Julukan Umar Al Faruq benar-benar menggambarkan kepribadian Umar bin Khattab yang dapat membedakan hak dan batil, sehingga ketika menjadi khalifah dia dapat berbuat adil. sikap adil yang dimiliki Umar bin Khattab tidak hanya dirasakan oleh sesama muslim saja, melainkan juga dirasakan oleh orang Yahudi.

Kisah ini terjadi ketika rumah gubuk seorang Yahudi berusaha digusur oleh Gubernur Mesir, Amr bin Ash. Pada suatu waktu, Amr bin Ash berencana untuk membangun sebuah masjid besar di tempat gubuk tersebut dan mengusir si Yahudi dari tempat tinggalnya. Si Yahudi dipanggil untuk berdiskusi tentang pembelian gubuk tersebut dengan pembayaran dua kali lipat. Namun, si Yahudi menolak untuk pindah karena tidak memiliki tempat lain selain gubuk tersebut. Karena kedua belah pihak bersikeras pada pendiriannya, Gubernur Amr bin Ash memerintahkan penggusuran gubuk tersebut.

Dalam salah satu jilid bukunya "30 Kisah Teladan" (1989), KH Abdurrahman Arroisi menjelaskan bahwa si Yahudi merasa tidak diperlakukan secara adil, dan dengan berlinang air mata, dia melaporkan masalah ini kepada khalifah, karena khalifah memiliki otoritas yang lebih tinggi daripada gubernur.

--- --- ---

TUJUAN LATIHAN: Ekstrak dari kutipan tentang Umar bin Khattab bagian yang dimulai dengan "Kisah ini terjadi" dan berlanjut hingga "penggusuran gubuk tersebut.", salin persis tanpa perubahan.

Daftar Data
--- --- ---

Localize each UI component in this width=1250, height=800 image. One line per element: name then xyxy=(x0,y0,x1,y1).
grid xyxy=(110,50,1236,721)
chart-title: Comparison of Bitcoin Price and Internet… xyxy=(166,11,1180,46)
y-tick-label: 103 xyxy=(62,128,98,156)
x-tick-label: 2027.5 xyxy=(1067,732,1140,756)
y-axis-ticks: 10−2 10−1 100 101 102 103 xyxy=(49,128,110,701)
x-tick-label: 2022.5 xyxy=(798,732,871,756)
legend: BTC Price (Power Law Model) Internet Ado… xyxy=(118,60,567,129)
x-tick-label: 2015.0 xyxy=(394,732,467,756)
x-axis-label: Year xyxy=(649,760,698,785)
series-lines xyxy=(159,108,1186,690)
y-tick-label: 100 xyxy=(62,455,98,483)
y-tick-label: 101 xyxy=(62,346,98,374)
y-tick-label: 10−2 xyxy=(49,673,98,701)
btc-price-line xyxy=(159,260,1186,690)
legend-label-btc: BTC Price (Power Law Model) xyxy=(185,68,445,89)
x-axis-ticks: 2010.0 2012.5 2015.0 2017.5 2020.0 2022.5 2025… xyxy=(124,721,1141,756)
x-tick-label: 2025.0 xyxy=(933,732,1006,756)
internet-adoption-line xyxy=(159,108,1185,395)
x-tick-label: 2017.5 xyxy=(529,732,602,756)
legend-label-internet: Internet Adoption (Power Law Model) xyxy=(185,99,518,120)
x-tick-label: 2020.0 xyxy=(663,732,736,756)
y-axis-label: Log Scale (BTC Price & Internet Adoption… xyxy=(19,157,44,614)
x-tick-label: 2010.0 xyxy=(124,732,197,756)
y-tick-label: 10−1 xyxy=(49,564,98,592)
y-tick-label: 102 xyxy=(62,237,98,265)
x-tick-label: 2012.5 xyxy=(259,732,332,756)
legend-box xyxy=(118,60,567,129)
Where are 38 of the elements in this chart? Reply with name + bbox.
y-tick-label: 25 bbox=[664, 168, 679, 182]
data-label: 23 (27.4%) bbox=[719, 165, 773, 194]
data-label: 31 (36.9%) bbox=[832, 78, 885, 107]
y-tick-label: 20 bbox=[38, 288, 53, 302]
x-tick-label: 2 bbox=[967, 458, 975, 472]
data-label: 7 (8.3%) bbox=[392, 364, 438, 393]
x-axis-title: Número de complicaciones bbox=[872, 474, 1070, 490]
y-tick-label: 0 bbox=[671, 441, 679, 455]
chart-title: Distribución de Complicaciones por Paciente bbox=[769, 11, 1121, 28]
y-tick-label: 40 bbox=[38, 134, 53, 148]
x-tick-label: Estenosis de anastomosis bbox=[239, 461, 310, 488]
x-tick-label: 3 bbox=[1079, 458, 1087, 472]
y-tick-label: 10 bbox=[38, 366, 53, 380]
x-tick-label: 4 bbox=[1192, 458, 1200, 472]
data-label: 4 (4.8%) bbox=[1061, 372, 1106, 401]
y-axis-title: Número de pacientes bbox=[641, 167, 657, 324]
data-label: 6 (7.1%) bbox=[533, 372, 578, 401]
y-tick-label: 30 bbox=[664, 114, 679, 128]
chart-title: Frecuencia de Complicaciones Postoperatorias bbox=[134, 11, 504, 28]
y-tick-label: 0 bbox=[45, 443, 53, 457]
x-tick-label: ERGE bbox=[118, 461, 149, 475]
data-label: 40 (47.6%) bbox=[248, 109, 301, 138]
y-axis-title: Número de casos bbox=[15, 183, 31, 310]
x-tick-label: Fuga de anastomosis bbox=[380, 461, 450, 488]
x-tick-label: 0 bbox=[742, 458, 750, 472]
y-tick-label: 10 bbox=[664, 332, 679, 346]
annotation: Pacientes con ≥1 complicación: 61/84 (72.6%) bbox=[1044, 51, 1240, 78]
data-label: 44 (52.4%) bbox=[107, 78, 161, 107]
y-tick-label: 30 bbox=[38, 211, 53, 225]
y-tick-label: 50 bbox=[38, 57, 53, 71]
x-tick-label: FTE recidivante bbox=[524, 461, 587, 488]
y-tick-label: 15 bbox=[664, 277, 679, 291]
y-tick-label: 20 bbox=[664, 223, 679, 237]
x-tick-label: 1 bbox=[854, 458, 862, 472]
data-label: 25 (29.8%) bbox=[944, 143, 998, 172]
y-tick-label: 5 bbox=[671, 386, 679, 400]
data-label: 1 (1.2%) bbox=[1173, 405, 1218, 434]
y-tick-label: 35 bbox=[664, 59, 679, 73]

--- --- ---

JAWABAN LATIHAN:
Kisah ini terjadi ketika rumah gubuk seorang Yahudi berusaha digusur oleh Gubernur Mesir, Amr bin Ash. Pada suatu waktu, Amr bin Ash berencana untuk membangun sebuah masjid besar di tempat gubuk tersebut dan mengusir si Yahudi dari tempat tinggalnya. Si Yahudi dipanggil untuk berdiskusi tentang pembelian gubuk tersebut dengan pembayaran dua kali lipat. Namun, si Yahudi menolak untuk pindah karena tidak memiliki tempat lain selain gubuk tersebut. Karena kedua belah pihak bersikeras pada pendiriannya, Gubernur Amr bin Ash memerintahkan penggusuran gubuk tersebut.